2. Tiempo de lo histórico, y de la exterioridad. El primero es el tiempo de los acontecimientos que se expresa dialécticamente por los opuestos: racional/irracional, bello/feo, etc. El segundo es el tiempo cronológico en el que observamos el devenir de los objetos y de la naturaleza: el movimiento de los astros. Es un tiempo mecánico, inmutable. Es el tiempo exterior al hombre que se impone al hombre: el reloj, el calendario.

Entre el tiempo íntimo y el tiempo exterior hay una contradicción expresada en términos de la vivencia. Hay una especie de fascinación con el tiempo íntimo, un estar “ido”, a la vez que está “la boa sobre la víctima”, según expresión de Sartre: el sujeto deja de ser sujeto y se enajena en el objeto: se queda absorto en la lectura, en el espectáculo, en la música. Desaparece la conciencia del tiempo en un instante, o un instante puede ser todo el tiempo. De esta manera lo trágico se me hace eterno en el tiempo existencial. El tiempo es vivido como acontecimiento en el cual somos protagonistas: tiempo existencial que vive la colectividad. Dicho en otras palabras, vivimos el tiempo desde adentro, y eso es justamente lo que trata de expresar el arte contemporáneo: hay un tiempo inmanente en la obra. Lo importante ahora es el acontecimiento, los acontecimientos.

De esa manera el arte se concibe desde el diálogo, es dialógico como diría Bajtín: en la confrontación con el otro me descubro “yo” también: el yo del otro está antes que el mío: el otro tiene la primogenitura. Pero además de diálogo el arte es símbolo, y es en el símbolo donde hay una objetivación del tiempo. Por esa razón el cine será el arte del siglo XX, no solo por haber nacido con ese siglo y ser el único arte contemporáneo que no proviene del olimpo griego, sino porque es el que mejor obetiviza en la imagen/símbolo al movimiento, por ende al tiempo. Es por excelencia un arte del tiempo, puro tiempo. Con la edición y el feedback desaparece el espacio, el cual se convierte en tiempo: espacio = tiempo. Así, por ejemplo, lo policíaco se torna en tragedia a pesar de ser la “crónica de una muerte anunciada”, como la celebrada novela de García Márquez, la cual, dicho sea de paso, le debe mucho a la edición cinematográfica (de hecho García Márquez en su juventud estudió cine). Por eso el cine es un sueño, el sueño contemporáneo de todos (o la pesadilla si se quiere): es la proyección de nuestras sombras que son las sombras de los otros (¿Platón?), por lo tanto una vivencia onírica, simbólica. El cine es el mayor intento del arte, hasta ahora, por atrapar el tiempo.

* Tareas del ejercicio *
**a.** Transcribe el pasaje sobre el tiempo y el arte palabra por palabra, empezando por "2. Tiempo de" y siguiendo hasta "reloj, el calendario.".
**b.** Por favor, prolonga el texto sobre el tiempo y el arte a partir de su última oración.

* Información proporcionada *
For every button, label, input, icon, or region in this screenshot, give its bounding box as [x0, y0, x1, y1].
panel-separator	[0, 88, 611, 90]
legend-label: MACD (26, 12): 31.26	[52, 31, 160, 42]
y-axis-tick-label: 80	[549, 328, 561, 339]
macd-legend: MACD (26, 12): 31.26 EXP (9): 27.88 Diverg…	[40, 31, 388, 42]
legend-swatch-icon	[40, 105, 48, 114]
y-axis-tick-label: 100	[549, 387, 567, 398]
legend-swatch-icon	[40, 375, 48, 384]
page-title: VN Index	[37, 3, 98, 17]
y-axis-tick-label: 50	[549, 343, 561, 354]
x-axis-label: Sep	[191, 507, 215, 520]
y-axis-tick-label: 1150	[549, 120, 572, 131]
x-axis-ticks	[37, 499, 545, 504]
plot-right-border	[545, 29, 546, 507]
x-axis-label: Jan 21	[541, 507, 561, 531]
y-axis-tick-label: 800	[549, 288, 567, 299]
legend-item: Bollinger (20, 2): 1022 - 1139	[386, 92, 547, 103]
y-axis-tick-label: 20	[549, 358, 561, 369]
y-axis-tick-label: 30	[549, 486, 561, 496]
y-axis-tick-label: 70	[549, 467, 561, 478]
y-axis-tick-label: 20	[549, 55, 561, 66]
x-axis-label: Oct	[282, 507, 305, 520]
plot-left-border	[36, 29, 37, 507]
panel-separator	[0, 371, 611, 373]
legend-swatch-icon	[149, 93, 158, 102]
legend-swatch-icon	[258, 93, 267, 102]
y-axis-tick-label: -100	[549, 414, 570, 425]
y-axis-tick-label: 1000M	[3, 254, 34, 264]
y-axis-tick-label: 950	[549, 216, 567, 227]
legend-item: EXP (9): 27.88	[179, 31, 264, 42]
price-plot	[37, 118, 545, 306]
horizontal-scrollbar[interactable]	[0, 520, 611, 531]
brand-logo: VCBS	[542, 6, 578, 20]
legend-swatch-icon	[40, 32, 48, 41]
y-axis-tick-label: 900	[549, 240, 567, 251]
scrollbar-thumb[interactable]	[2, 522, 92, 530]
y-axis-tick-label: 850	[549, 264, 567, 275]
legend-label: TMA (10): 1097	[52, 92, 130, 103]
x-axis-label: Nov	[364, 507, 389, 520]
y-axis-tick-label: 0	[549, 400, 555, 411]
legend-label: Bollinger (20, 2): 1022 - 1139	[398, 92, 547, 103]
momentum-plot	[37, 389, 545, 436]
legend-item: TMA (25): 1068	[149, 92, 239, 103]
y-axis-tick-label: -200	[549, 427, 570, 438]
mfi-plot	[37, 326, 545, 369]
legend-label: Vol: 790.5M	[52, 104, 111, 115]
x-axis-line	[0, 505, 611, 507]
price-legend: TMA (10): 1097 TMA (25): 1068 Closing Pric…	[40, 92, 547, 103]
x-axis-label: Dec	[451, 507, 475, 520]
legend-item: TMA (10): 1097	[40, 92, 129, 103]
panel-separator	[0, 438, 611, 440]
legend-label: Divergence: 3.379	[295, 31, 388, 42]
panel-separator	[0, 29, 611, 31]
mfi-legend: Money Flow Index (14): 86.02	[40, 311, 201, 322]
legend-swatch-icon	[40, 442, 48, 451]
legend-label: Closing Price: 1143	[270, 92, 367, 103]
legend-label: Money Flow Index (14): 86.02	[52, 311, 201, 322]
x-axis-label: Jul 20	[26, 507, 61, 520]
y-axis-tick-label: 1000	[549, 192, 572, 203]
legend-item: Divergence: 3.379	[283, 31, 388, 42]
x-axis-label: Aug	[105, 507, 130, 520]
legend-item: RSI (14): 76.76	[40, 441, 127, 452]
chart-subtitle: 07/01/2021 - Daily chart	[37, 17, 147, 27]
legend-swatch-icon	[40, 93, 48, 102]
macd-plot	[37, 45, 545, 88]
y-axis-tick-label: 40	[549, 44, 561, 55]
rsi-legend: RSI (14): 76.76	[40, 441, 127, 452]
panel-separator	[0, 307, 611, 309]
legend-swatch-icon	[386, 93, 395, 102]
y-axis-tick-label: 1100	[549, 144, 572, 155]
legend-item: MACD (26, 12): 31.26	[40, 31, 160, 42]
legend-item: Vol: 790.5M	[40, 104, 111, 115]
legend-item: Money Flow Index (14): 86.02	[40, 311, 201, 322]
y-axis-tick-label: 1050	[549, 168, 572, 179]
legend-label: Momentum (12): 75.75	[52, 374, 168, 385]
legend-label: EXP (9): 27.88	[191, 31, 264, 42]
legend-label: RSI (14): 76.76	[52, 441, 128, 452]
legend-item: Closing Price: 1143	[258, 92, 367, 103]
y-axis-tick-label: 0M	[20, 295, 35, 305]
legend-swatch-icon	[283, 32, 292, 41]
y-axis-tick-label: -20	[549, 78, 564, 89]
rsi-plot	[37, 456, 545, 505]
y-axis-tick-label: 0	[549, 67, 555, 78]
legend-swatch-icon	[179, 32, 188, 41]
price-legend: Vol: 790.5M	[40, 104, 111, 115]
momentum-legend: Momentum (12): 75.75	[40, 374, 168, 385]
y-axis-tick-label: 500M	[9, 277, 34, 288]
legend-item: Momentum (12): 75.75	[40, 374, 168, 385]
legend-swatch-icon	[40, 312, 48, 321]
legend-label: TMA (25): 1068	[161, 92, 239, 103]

* Resultados por tarea *
**a.**
2. Tiempo de lo histórico, y de la exterioridad. El primero es el tiempo de los acontecimientos que se expresa dialécticamente por los opuestos: racional/irracional, bello/feo, etc. El segundo es el tiempo cronológico en el que observamos el devenir de los objetos y de la naturaleza: el movimiento de los astros. Es un tiempo mecánico, inmutable. Es el tiempo exterior al hombre que se impone al hombre: el reloj, el calendario.

**b.**
El tiempo teatral: espacio, tiempo y acción

La ruptura de las formas artísticas procedentes del Romanticismo, se inicia a finales del siglo XIX con Alfred Jarry, especialmente con su Ubú Rey. A partir de la propuesta de este teatrista se introducen lo grotesco y lo “feo” como categorías estéticas en el teatro. Hay un quebrantamiento del discurso dramático. En música se opera algo parecido con los compositores rusos quienes buscan en lo popular la prioridad del ritmo sobre la melodía: lo último de la producción de Tchaikovsky, Musorvsky, y especialmente el gran revolucionario de la música, Scriabin, quien afirmaba que la música había que “verla”, “sentirla” y “olerla”, aportando en mucho a lo que hoy conocemos como el concierto masivo contemporáneo, o megaconcierto, sobre todo el de rock y su parafernalia de luces, imágenes, efectos y sonido. En el siglo XX aparecerá la intensa figura de Igor Stravinsky. En literatura, como ya vimos, el gran “quebrantador” es Kafka, aunque podríamos agregar a ese gigante irlandés llamado James Joyce, y por supuesto la gran revolución Surrealista. Pero antes están “Los Poetas Malditos”: Baudelaire, Rimbaud, Verlaine y Mallarmé, con su propuesta antiromántica y de antirealismo social, los cuales, no por nada, se inspiran en Schopenhauer y en Wagner. El arte, a inicios del siglo XX, según frase de André Malraux, “es la expresión de la condición humana”.

En el tiempo teatral y sus formas específicas, el trinomio espacio/tiempo/acción es inseparable del espacio/tiempo dramático. Sin ellos sería ininteligible la acción dramática y por supuesto la representación. Este trinomio se sitúa en la intersección del mundo concreto del escenario (materialidad teatral) con la ficción imaginada de un mundo dramático posible. Entre ese mundo concreto y posible se mezclan todos los elementos visuales, sonoros y textuales del espectáculo. En otras palabras, el tiempo se manifiesta de manera visible en el espacio: la acción se concreta en un lugar y un momento dados y el espacio se sitúa donde la acción tiene lugar, ésta se efectúa con una determinada duración. Si consideramos cada elemento del trinomio por aparte, cada uno de ellos produciría un arte que no es el del teatro: sin espacio, el tiempo sería pura duración, como en la música; sin tiempo, el espacio sería el de la pintura, la escultura o la arquitectura. Pero sin tiempo y sin espacio, la acción no podría desarrollarse.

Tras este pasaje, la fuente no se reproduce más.